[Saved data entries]
◆ ◆ ◆ ◆ ◆

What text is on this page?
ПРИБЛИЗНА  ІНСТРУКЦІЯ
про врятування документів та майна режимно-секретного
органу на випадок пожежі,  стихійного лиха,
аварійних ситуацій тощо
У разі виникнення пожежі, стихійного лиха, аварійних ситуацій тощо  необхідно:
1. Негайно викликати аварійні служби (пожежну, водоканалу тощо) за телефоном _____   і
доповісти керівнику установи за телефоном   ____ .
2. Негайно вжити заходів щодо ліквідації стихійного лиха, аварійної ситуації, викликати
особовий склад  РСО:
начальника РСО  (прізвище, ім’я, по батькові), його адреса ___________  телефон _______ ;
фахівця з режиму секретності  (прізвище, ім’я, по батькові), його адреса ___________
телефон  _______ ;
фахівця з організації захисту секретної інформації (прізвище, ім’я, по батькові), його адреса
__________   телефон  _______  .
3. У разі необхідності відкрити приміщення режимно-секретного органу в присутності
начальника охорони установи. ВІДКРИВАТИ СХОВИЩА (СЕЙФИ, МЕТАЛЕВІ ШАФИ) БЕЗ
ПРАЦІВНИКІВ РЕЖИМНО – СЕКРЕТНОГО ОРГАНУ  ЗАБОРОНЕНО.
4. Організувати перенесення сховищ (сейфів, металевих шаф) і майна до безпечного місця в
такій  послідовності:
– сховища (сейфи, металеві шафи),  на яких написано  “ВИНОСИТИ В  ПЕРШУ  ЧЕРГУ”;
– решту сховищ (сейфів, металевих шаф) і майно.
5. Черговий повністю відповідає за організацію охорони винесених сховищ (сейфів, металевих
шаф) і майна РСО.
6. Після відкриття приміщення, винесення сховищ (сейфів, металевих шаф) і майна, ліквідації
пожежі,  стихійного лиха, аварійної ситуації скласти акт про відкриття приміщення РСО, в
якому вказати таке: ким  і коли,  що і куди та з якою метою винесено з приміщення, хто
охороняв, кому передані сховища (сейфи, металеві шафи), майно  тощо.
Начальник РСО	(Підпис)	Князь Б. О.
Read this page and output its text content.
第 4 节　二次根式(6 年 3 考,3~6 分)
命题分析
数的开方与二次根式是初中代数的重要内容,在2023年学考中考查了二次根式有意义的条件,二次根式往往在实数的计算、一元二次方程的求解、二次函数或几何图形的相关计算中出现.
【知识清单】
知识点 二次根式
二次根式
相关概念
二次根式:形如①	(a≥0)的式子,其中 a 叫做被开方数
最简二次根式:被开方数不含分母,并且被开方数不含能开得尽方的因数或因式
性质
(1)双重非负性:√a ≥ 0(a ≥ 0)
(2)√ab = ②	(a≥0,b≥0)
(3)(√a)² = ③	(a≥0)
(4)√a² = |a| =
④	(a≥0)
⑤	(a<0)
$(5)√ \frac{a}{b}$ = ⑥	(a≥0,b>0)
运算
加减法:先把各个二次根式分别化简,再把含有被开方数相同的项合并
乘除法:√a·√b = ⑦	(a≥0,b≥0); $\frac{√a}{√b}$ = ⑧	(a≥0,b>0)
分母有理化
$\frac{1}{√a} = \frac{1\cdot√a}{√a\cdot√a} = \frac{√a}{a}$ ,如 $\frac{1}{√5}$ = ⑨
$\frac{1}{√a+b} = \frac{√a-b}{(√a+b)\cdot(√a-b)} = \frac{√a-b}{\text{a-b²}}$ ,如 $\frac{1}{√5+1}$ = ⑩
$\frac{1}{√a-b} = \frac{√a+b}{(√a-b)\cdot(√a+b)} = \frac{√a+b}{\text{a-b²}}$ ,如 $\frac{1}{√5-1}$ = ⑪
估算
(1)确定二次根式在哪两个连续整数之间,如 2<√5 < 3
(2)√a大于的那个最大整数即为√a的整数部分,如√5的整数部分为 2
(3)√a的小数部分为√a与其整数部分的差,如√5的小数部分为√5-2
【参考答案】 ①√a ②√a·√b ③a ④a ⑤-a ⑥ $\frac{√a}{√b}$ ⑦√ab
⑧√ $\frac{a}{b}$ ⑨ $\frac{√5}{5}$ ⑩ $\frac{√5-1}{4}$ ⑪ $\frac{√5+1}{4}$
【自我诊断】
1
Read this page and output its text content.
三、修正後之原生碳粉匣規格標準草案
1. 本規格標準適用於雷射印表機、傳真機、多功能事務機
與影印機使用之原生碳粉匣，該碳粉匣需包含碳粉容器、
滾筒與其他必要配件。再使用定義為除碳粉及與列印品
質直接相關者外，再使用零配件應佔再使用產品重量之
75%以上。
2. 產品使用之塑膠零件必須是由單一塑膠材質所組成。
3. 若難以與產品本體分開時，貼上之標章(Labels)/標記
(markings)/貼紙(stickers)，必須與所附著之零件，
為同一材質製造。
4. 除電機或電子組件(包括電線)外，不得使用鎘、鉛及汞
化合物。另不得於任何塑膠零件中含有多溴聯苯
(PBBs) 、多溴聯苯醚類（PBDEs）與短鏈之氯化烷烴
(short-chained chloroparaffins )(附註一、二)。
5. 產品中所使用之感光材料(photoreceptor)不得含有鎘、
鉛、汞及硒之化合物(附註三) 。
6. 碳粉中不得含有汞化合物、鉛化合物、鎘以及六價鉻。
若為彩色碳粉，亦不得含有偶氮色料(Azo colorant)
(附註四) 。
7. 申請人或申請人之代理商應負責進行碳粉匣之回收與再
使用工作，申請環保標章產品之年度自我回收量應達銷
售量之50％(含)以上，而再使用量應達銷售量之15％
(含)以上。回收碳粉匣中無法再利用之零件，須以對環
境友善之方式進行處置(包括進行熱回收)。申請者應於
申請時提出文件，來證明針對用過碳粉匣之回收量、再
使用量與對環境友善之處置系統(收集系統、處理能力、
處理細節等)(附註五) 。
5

◆ ◆ ◆ ◆ ◆

§ What the task asks
Search the records above for the string "стихійного". Copy every line that contains it.

§ Exercise answer
органу на випадок пожежі,  стихійного лиха,
У разі виникнення пожежі, стихійного лиха, аварійних ситуацій тощо  необхідно:
2. Негайно вжити заходів щодо ліквідації стихійного лиха, аварійної ситуації, викликати
пожежі,  стихійного лиха, аварійної ситуації скласти акт про відкриття приміщення РСО, в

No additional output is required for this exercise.